__EXERCISE AIM__.
Below are some records. Say how many of their lines contain the string "真的没有千里马吗", and give nothing but the number.
--- START OF PROVIDED RECORDS ---
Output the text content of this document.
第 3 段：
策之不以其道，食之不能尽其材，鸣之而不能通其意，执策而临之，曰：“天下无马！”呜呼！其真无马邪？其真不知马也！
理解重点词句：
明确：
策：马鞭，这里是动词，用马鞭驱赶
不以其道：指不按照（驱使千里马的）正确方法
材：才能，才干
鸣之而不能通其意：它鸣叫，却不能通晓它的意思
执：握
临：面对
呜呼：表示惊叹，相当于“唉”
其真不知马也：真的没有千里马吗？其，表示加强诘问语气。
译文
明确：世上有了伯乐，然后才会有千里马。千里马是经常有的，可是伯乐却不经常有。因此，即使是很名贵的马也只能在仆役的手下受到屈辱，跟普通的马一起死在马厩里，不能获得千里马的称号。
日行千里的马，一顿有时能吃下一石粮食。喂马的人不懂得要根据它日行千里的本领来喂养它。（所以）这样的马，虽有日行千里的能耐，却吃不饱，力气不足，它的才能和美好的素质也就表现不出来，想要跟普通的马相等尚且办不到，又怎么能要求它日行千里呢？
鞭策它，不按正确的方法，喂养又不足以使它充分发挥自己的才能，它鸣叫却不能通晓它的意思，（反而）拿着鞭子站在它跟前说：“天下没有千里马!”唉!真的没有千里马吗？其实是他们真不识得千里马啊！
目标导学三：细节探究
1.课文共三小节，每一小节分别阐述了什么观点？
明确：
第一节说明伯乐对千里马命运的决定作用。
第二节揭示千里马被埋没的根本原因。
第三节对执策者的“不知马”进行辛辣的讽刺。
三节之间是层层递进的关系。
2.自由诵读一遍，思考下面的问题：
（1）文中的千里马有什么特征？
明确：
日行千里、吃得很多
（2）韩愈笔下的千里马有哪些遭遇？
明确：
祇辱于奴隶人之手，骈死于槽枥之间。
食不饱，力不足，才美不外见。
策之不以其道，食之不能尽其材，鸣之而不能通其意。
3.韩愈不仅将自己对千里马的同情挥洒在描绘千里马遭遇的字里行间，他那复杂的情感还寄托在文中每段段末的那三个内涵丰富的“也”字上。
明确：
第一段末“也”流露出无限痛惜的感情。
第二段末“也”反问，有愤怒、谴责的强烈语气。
--- END OF PROVIDED RECORDS ---
--- START OF PROVIDED RECORDS ---
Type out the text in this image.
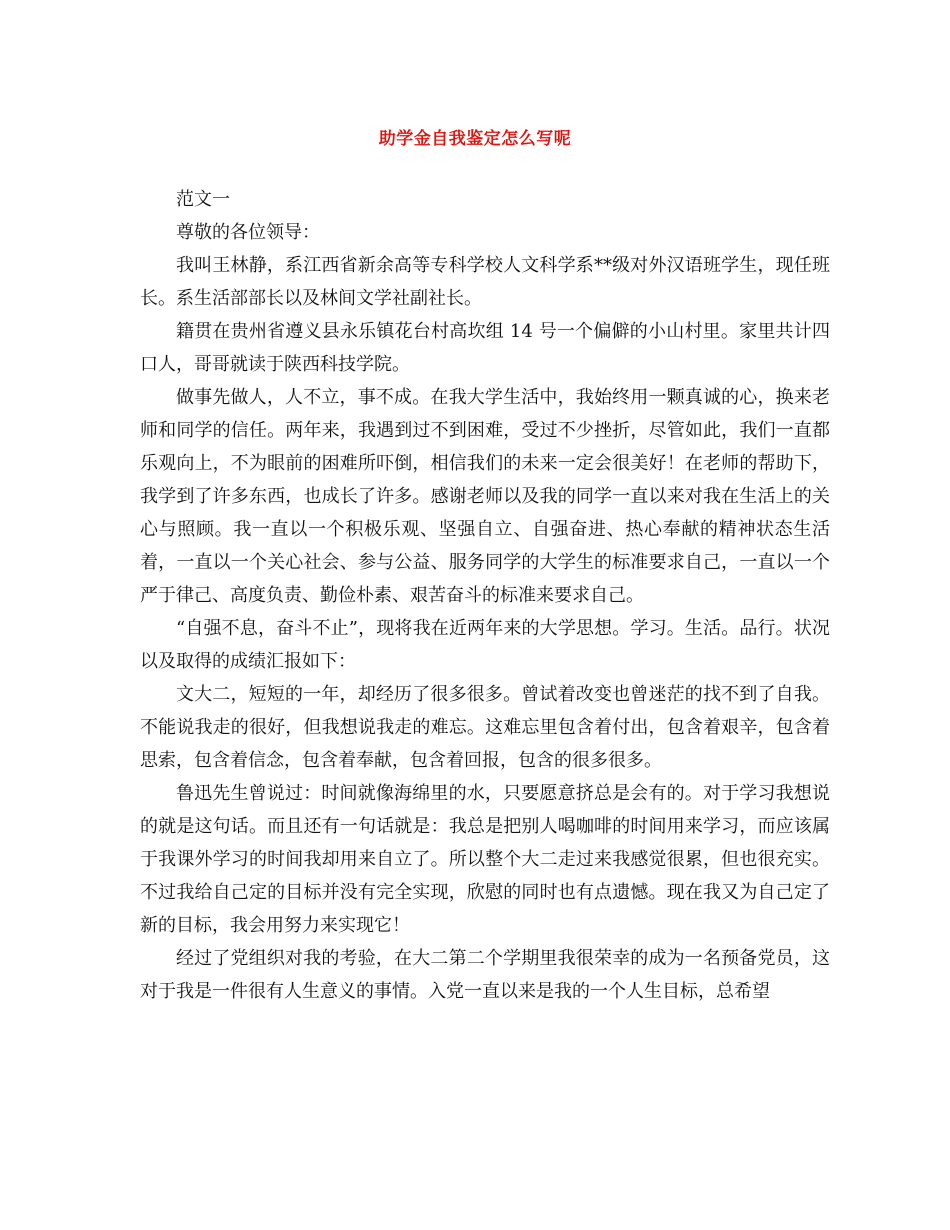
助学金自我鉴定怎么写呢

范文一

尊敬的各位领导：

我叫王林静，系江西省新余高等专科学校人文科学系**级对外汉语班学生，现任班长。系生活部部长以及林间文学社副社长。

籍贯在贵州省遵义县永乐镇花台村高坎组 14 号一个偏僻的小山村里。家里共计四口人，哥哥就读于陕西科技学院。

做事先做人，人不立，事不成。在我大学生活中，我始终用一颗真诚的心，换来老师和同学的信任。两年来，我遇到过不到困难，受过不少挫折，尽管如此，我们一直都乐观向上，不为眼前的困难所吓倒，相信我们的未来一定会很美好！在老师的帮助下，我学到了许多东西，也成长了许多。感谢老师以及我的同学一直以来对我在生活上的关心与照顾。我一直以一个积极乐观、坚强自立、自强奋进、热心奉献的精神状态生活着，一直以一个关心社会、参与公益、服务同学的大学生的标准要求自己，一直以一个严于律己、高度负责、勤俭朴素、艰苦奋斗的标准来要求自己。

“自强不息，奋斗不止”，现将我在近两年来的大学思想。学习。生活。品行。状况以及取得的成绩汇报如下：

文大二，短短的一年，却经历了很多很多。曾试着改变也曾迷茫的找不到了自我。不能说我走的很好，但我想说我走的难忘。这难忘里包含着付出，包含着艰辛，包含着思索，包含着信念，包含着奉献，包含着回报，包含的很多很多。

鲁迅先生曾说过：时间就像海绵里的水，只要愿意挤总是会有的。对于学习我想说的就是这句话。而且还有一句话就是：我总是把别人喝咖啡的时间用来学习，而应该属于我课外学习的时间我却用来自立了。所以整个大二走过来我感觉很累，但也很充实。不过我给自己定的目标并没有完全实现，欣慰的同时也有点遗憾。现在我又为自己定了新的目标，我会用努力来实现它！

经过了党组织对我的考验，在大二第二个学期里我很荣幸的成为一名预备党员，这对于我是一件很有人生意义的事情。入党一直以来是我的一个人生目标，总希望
--- END OF PROVIDED RECORDS ---
__RESPONSE BELOW__.
2